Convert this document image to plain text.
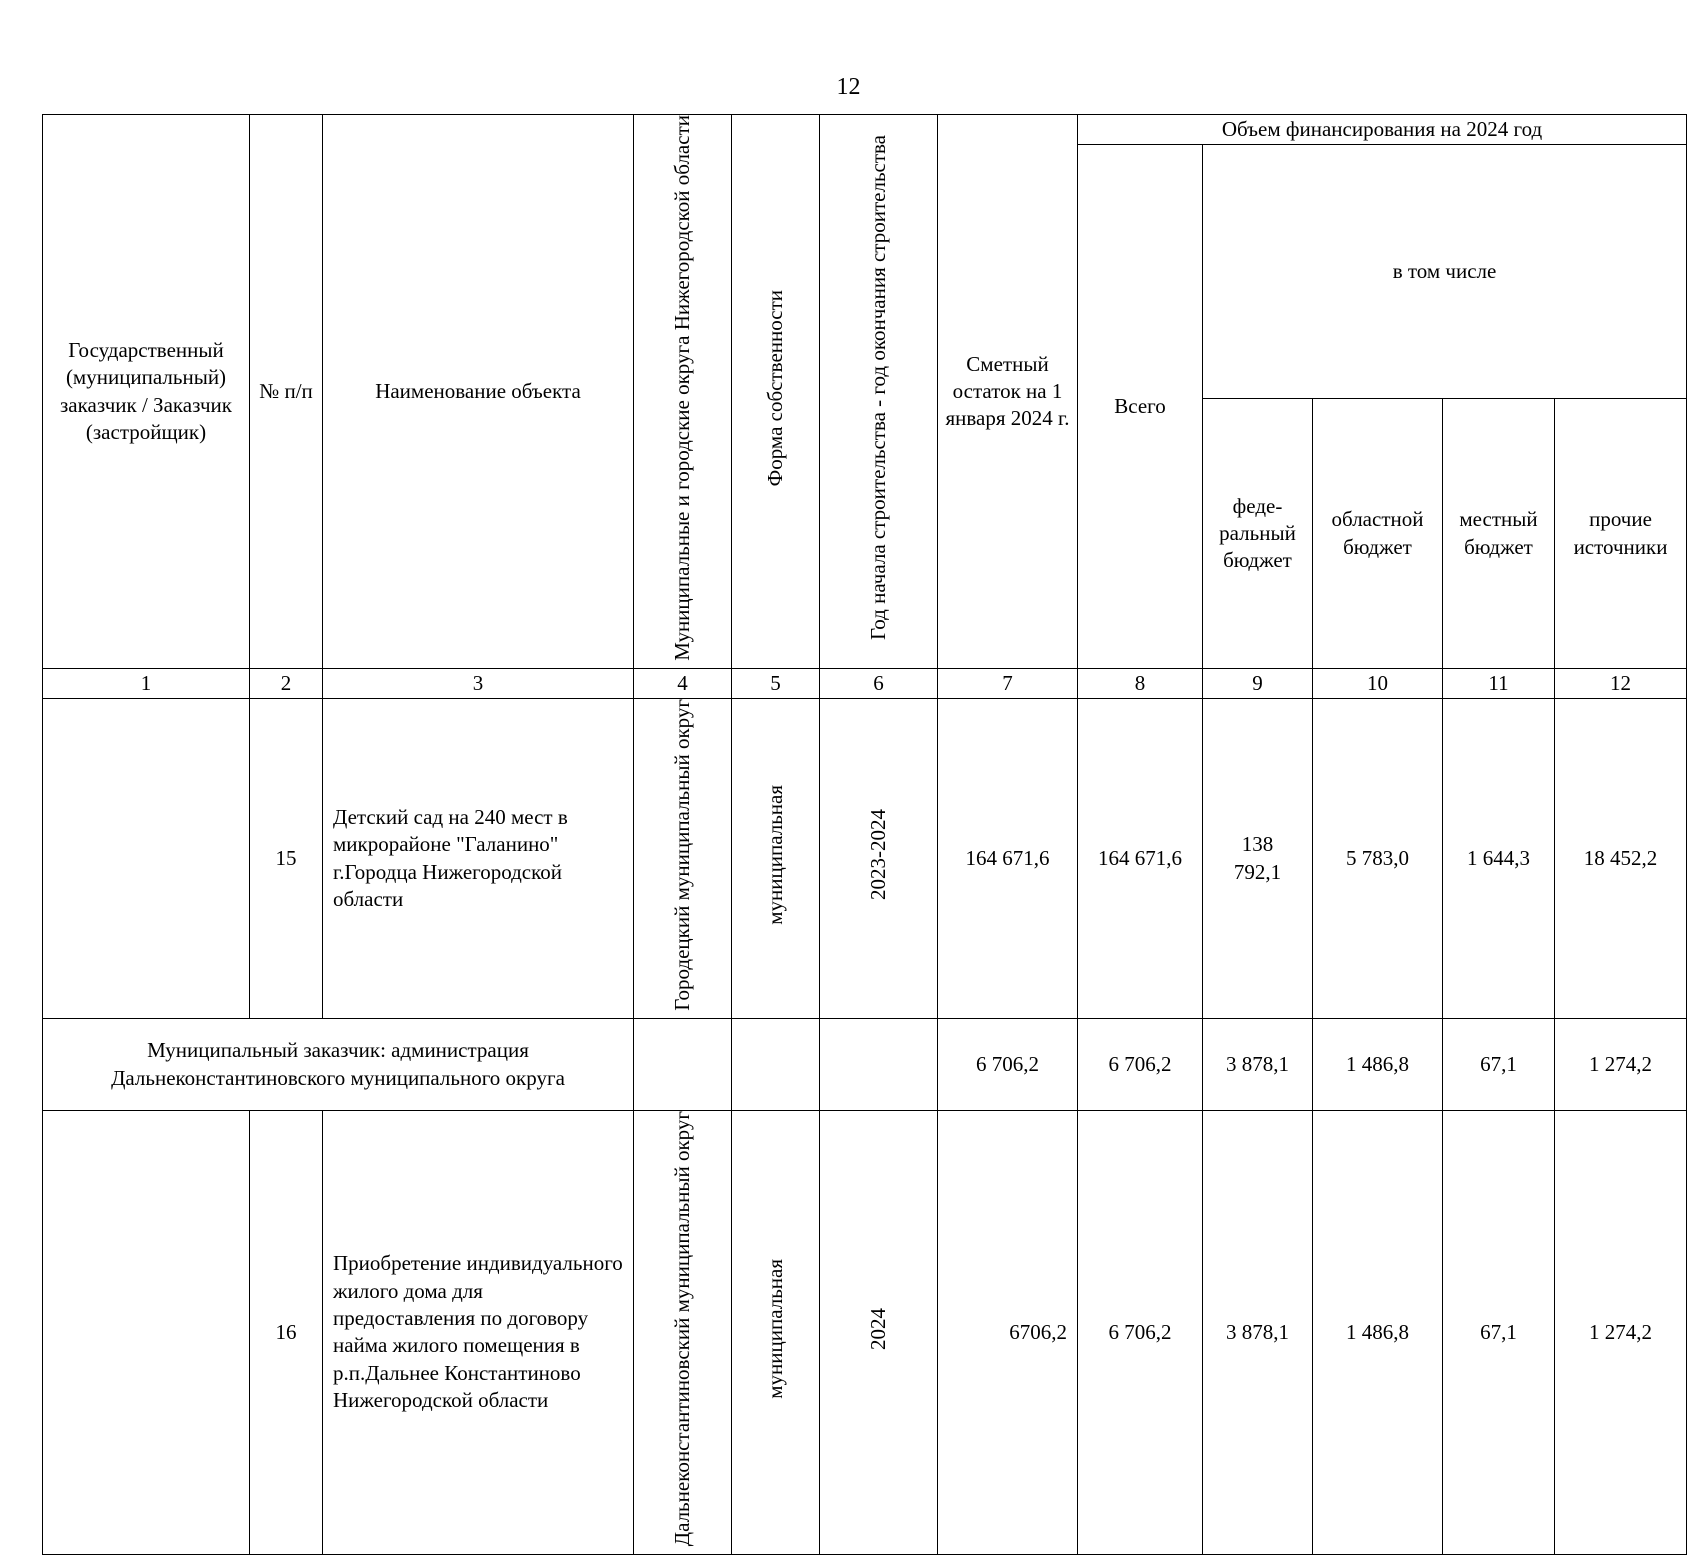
12
Государственный (муниципальный) заказчик / Заказчик (застройщик)	№ п/п	Наименование объекта	Муниципальные и городские округа Нижегородской области	Форма собственности	Год начала строительства - год окончания строительства	Сметный остаток на 1 января 2024 г.	Объем финансирования на 2024 год				
							Всего	в том числе			
								феде-ральный бюджет	областной бюджет	местный бюджет	прочие источники
1	2	3	4	5	6	7	8	9	10	11	12
	15	Детский сад на 240 мест в микрорайоне "Галанино" г.Городца Нижегородской области	Городецкий муниципальный округ	муниципальная	2023-2024	164 671,6	164 671,6	138 792,1	5 783,0	1 644,3	18 452,2
Муниципальный заказчик: администрация Дальнеконстантиновского муниципального округа						6 706,2	6 706,2	3 878,1	1 486,8	67,1	1 274,2
	16	Приобретение индивидуального жилого дома для предоставления по договору найма жилого помещения в р.п.Дальнее Константиново Нижегородской области	Дальнеконстантиновский муниципальный округ	муниципальная	2024	6706,2	6 706,2	3 878,1	1 486,8	67,1	1 274,2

========

▶ **Goal**
Output the full set of records above without changing a word, and drop the images.

▶ **Expected answer**
Convert this document image to plain text.
12
Государственный (муниципальный) заказчик / Заказчик (застройщик)	№ п/п	Наименование объекта	Муниципальные и городские округа Нижегородской области	Форма собственности	Год начала строительства - год окончания строительства	Сметный остаток на 1 января 2024 г.	Объем финансирования на 2024 год				
							Всего	в том числе			
								феде-ральный бюджет	областной бюджет	местный бюджет	прочие источники
1	2	3	4	5	6	7	8	9	10	11	12
	15	Детский сад на 240 мест в микрорайоне "Галанино" г.Городца Нижегородской области	Городецкий муниципальный округ	муниципальная	2023-2024	164 671,6	164 671,6	138 792,1	5 783,0	1 644,3	18 452,2
Муниципальный заказчик: администрация Дальнеконстантиновского муниципального округа						6 706,2	6 706,2	3 878,1	1 486,8	67,1	1 274,2
	16	Приобретение индивидуального жилого дома для предоставления по договору найма жилого помещения в р.п.Дальнее Константиново Нижегородской области	Дальнеконстантиновский муниципальный округ	муниципальная	2024	6706,2	6 706,2	3 878,1	1 486,8	67,1	1 274,2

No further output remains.